* **SET TASK**:
List each line of the data that holds the word "plantea".

* **EXERCISE DATA**:
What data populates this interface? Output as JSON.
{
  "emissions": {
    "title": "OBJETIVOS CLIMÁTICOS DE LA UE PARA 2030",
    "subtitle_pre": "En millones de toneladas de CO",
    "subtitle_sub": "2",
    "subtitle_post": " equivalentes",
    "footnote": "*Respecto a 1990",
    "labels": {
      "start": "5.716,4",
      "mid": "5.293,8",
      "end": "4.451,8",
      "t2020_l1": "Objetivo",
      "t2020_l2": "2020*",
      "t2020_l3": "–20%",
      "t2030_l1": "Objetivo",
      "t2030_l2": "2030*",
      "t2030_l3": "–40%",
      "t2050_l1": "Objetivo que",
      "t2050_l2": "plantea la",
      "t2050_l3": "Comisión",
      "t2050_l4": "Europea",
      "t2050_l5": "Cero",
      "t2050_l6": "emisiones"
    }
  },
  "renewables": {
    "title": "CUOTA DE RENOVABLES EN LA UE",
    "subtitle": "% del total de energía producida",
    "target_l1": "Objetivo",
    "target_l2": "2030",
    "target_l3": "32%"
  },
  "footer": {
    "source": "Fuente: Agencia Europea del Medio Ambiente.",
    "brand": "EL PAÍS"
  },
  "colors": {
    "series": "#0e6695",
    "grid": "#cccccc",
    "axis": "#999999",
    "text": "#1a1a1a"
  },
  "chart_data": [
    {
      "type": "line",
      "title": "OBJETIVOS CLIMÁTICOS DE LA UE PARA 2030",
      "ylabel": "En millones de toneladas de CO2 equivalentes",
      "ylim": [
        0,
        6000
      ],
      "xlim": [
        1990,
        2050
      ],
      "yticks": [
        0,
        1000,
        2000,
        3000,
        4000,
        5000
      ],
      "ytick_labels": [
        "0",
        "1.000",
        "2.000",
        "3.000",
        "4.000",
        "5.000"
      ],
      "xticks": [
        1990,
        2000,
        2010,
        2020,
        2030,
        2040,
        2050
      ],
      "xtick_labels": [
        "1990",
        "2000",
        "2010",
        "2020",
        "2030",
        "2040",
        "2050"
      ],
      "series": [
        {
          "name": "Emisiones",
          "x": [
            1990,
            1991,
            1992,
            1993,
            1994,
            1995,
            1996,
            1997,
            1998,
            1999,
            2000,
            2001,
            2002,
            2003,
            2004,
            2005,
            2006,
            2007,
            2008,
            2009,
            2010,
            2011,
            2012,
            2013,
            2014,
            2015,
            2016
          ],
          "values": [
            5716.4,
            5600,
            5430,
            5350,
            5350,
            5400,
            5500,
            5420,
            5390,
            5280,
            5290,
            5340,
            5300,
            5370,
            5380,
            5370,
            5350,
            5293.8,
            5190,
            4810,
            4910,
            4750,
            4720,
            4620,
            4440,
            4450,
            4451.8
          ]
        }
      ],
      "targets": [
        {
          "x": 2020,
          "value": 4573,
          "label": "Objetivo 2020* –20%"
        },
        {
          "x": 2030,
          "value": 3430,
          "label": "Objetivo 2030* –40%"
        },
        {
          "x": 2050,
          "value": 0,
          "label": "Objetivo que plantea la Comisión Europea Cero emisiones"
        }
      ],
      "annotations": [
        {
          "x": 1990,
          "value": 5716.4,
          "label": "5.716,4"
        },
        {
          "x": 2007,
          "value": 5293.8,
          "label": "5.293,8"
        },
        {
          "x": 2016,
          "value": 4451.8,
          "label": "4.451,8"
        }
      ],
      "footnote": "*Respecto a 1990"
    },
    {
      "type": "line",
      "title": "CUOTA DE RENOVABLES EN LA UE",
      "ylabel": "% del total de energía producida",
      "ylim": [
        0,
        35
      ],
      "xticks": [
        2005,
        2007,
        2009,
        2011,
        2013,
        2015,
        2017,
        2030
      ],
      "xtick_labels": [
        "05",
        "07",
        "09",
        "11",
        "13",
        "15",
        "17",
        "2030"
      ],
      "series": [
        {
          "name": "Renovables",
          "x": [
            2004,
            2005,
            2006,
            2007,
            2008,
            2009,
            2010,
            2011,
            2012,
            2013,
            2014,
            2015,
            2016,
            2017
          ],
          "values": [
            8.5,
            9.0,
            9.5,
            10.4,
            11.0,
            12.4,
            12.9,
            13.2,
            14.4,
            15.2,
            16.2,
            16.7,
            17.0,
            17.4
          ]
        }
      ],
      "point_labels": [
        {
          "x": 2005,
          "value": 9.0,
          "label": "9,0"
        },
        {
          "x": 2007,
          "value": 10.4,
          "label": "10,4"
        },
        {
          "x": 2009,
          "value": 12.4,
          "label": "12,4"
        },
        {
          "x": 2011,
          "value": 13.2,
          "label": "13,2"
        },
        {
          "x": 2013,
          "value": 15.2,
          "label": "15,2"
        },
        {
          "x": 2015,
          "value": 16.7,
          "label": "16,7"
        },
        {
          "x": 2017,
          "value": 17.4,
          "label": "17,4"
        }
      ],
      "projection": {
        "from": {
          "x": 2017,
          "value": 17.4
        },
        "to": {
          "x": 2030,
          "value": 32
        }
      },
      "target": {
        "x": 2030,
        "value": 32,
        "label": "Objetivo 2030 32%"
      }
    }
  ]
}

* **WRITTEN ANSWER**:
      "t2050_l2": "plantea la",
          "label": "Objetivo que plantea la Comisión Europea Cero emisiones"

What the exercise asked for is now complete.